GIVEN INSTRUCTION: Repeat every entry in the listing below, exactly.

=== LISTING ===

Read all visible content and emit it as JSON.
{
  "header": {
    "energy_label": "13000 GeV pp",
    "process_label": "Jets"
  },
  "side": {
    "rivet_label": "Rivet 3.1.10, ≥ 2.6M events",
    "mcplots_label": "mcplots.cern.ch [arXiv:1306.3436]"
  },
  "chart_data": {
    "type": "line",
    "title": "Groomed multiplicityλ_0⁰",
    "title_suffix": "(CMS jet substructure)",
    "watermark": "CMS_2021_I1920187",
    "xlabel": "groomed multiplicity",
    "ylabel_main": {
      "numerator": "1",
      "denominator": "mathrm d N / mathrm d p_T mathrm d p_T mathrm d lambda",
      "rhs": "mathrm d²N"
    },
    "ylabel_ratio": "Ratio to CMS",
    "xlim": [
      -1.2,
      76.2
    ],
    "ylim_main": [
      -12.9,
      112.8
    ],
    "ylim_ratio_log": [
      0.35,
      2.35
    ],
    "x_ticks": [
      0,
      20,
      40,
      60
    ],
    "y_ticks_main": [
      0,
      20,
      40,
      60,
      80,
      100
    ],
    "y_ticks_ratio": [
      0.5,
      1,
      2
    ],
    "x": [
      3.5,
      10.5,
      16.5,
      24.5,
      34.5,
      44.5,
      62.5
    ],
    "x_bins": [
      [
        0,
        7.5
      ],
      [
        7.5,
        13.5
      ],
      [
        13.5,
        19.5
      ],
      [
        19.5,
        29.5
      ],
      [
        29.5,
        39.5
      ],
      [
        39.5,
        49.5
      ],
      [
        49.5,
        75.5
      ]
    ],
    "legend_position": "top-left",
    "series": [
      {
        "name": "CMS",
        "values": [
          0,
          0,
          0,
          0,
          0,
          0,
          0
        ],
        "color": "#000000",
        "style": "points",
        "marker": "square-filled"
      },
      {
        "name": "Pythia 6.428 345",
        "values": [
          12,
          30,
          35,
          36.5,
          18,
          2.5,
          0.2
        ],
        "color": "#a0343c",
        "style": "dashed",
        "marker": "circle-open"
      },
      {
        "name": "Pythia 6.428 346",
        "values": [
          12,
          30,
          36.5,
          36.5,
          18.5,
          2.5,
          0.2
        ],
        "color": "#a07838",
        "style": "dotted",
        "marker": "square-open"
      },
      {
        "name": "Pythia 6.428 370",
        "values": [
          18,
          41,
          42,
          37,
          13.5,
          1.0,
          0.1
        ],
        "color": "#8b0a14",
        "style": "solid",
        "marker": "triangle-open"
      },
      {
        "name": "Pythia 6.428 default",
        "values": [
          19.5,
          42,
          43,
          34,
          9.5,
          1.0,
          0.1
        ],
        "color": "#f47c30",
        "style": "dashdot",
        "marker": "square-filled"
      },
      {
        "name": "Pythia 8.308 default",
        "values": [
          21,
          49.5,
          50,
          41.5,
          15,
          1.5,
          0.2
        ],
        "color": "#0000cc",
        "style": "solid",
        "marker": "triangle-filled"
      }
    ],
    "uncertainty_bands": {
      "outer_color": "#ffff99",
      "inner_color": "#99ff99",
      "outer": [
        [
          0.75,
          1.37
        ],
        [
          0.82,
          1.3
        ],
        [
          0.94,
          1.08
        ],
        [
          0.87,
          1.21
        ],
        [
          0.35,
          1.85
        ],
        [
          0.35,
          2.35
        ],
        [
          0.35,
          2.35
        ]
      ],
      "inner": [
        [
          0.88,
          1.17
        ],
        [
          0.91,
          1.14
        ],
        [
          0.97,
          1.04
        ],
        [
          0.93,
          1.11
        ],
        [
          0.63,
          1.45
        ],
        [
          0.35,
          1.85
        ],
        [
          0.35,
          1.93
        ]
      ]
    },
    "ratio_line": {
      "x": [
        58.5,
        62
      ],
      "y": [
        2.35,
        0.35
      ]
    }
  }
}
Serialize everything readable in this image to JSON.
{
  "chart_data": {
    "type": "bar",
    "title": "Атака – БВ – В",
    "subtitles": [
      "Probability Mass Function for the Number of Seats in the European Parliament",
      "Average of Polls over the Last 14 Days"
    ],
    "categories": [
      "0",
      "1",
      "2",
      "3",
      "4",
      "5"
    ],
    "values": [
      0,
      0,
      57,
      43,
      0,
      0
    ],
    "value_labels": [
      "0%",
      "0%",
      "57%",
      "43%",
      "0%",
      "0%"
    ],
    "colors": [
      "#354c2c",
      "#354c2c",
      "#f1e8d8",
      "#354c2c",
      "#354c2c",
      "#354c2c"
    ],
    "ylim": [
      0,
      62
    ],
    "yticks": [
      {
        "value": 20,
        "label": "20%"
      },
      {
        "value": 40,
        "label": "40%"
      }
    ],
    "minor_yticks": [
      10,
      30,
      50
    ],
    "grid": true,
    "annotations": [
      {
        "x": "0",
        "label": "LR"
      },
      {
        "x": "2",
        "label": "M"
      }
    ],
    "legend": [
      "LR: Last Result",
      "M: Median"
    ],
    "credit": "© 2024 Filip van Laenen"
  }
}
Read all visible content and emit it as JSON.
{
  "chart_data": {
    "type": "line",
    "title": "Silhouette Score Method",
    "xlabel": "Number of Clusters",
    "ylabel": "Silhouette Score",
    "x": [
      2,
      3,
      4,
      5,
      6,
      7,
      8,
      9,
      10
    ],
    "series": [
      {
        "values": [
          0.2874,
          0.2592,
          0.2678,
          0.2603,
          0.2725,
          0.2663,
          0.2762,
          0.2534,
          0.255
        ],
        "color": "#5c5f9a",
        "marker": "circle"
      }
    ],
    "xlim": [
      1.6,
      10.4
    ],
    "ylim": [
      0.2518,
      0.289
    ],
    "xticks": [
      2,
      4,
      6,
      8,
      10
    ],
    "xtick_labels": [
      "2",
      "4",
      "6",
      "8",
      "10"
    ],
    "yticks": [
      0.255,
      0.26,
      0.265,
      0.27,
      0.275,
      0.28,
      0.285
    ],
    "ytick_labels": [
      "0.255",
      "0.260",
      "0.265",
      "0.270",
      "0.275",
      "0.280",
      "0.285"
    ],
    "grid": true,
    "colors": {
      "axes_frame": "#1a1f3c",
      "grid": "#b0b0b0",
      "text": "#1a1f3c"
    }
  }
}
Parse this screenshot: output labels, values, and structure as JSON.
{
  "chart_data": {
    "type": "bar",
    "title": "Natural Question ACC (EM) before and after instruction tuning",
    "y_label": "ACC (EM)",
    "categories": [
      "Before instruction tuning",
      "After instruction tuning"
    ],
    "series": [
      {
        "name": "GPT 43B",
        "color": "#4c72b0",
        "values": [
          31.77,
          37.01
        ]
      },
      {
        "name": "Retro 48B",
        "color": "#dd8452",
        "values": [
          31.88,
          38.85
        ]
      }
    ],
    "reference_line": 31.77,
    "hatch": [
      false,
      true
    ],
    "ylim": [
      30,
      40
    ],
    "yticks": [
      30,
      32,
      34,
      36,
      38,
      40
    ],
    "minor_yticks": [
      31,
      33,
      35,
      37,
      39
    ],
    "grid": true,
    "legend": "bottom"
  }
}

===

SOLUTION TO THE PROBLEM:
Read all visible content and emit it as JSON.
{
  "header": {
    "energy_label": "13000 GeV pp",
    "process_label": "Jets"
  },
  "side": {
    "rivet_label": "Rivet 3.1.10, ≥ 2.6M events",
    "mcplots_label": "mcplots.cern.ch [arXiv:1306.3436]"
  },
  "chart_data": {
    "type": "line",
    "title": "Groomed multiplicityλ_0⁰",
    "title_suffix": "(CMS jet substructure)",
    "watermark": "CMS_2021_I1920187",
    "xlabel": "groomed multiplicity",
    "ylabel_main": {
      "numerator": "1",
      "denominator": "mathrm d N / mathrm d p_T mathrm d p_T mathrm d lambda",
      "rhs": "mathrm d²N"
    },
    "ylabel_ratio": "Ratio to CMS",
    "xlim": [
      -1.2,
      76.2
    ],
    "ylim_main": [
      -12.9,
      112.8
    ],
    "ylim_ratio_log": [
      0.35,
      2.35
    ],
    "x_ticks": [
      0,
      20,
      40,
      60
    ],
    "y_ticks_main": [
      0,
      20,
      40,
      60,
      80,
      100
    ],
    "y_ticks_ratio": [
      0.5,
      1,
      2
    ],
    "x": [
      3.5,
      10.5,
      16.5,
      24.5,
      34.5,
      44.5,
      62.5
    ],
    "x_bins": [
      [
        0,
        7.5
      ],
      [
        7.5,
        13.5
      ],
      [
        13.5,
        19.5
      ],
      [
        19.5,
        29.5
      ],
      [
        29.5,
        39.5
      ],
      [
        39.5,
        49.5
      ],
      [
        49.5,
        75.5
      ]
    ],
    "legend_position": "top-left",
    "series": [
      {
        "name": "CMS",
        "values": [
          0,
          0,
          0,
          0,
          0,
          0,
          0
        ],
        "color": "#000000",
        "style": "points",
        "marker": "square-filled"
      },
      {
        "name": "Pythia 6.428 345",
        "values": [
          12,
          30,
          35,
          36.5,
          18,
          2.5,
          0.2
        ],
        "color": "#a0343c",
        "style": "dashed",
        "marker": "circle-open"
      },
      {
        "name": "Pythia 6.428 346",
        "values": [
          12,
          30,
          36.5,
          36.5,
          18.5,
          2.5,
          0.2
        ],
        "color": "#a07838",
        "style": "dotted",
        "marker": "square-open"
      },
      {
        "name": "Pythia 6.428 370",
        "values": [
          18,
          41,
          42,
          37,
          13.5,
          1.0,
          0.1
        ],
        "color": "#8b0a14",
        "style": "solid",
        "marker": "triangle-open"
      },
      {
        "name": "Pythia 6.428 default",
        "values": [
          19.5,
          42,
          43,
          34,
          9.5,
          1.0,
          0.1
        ],
        "color": "#f47c30",
        "style": "dashdot",
        "marker": "square-filled"
      },
      {
        "name": "Pythia 8.308 default",
        "values": [
          21,
          49.5,
          50,
          41.5,
          15,
          1.5,
          0.2
        ],
        "color": "#0000cc",
        "style": "solid",
        "marker": "triangle-filled"
      }
    ],
    "uncertainty_bands": {
      "outer_color": "#ffff99",
      "inner_color": "#99ff99",
      "outer": [
        [
          0.75,
          1.37
        ],
        [
          0.82,
          1.3
        ],
        [
          0.94,
          1.08
        ],
        [
          0.87,
          1.21
        ],
        [
          0.35,
          1.85
        ],
        [
          0.35,
          2.35
        ],
        [
          0.35,
          2.35
        ]
      ],
      "inner": [
        [
          0.88,
          1.17
        ],
        [
          0.91,
          1.14
        ],
        [
          0.97,
          1.04
        ],
        [
          0.93,
          1.11
        ],
        [
          0.63,
          1.45
        ],
        [
          0.35,
          1.85
        ],
        [
          0.35,
          1.93
        ]
      ]
    },
    "ratio_line": {
      "x": [
        58.5,
        62
      ],
      "y": [
        2.35,
        0.35
      ]
    }
  }
}
Serialize everything readable in this image to JSON.
{
  "chart_data": {
    "type": "bar",
    "title": "Атака – БВ – В",
    "subtitles": [
      "Probability Mass Function for the Number of Seats in the European Parliament",
      "Average of Polls over the Last 14 Days"
    ],
    "categories": [
      "0",
      "1",
      "2",
      "3",
      "4",
      "5"
    ],
    "values": [
      0,
      0,
      57,
      43,
      0,
      0
    ],
    "value_labels": [
      "0%",
      "0%",
      "57%",
      "43%",
      "0%",
      "0%"
    ],
    "colors": [
      "#354c2c",
      "#354c2c",
      "#f1e8d8",
      "#354c2c",
      "#354c2c",
      "#354c2c"
    ],
    "ylim": [
      0,
      62
    ],
    "yticks": [
      {
        "value": 20,
        "label": "20%"
      },
      {
        "value": 40,
        "label": "40%"
      }
    ],
    "minor_yticks": [
      10,
      30,
      50
    ],
    "grid": true,
    "annotations": [
      {
        "x": "0",
        "label": "LR"
      },
      {
        "x": "2",
        "label": "M"
      }
    ],
    "legend": [
      "LR: Last Result",
      "M: Median"
    ],
    "credit": "© 2024 Filip van Laenen"
  }
}
Read all visible content and emit it as JSON.
{
  "chart_data": {
    "type": "line",
    "title": "Silhouette Score Method",
    "xlabel": "Number of Clusters",
    "ylabel": "Silhouette Score",
    "x": [
      2,
      3,
      4,
      5,
      6,
      7,
      8,
      9,
      10
    ],
    "series": [
      {
        "values": [
          0.2874,
          0.2592,
          0.2678,
          0.2603,
          0.2725,
          0.2663,
          0.2762,
          0.2534,
          0.255
        ],
        "color": "#5c5f9a",
        "marker": "circle"
      }
    ],
    "xlim": [
      1.6,
      10.4
    ],
    "ylim": [
      0.2518,
      0.289
    ],
    "xticks": [
      2,
      4,
      6,
      8,
      10
    ],
    "xtick_labels": [
      "2",
      "4",
      "6",
      "8",
      "10"
    ],
    "yticks": [
      0.255,
      0.26,
      0.265,
      0.27,
      0.275,
      0.28,
      0.285
    ],
    "ytick_labels": [
      "0.255",
      "0.260",
      "0.265",
      "0.270",
      "0.275",
      "0.280",
      "0.285"
    ],
    "grid": true,
    "colors": {
      "axes_frame": "#1a1f3c",
      "grid": "#b0b0b0",
      "text": "#1a1f3c"
    }
  }
}
Parse this screenshot: output labels, values, and structure as JSON.
{
  "chart_data": {
    "type": "bar",
    "title": "Natural Question ACC (EM) before and after instruction tuning",
    "y_label": "ACC (EM)",
    "categories": [
      "Before instruction tuning",
      "After instruction tuning"
    ],
    "series": [
      {
        "name": "GPT 43B",
        "color": "#4c72b0",
        "values": [
          31.77,
          37.01
        ]
      },
      {
        "name": "Retro 48B",
        "color": "#dd8452",
        "values": [
          31.88,
          38.85
        ]
      }
    ],
    "reference_line": 31.77,
    "hatch": [
      false,
      true
    ],
    "ylim": [
      30,
      40
    ],
    "yticks": [
      30,
      32,
      34,
      36,
      38,
      40
    ],
    "minor_yticks": [
      31,
      33,
      35,
      37,
      39
    ],
    "grid": true,
    "legend": "bottom"
  }
}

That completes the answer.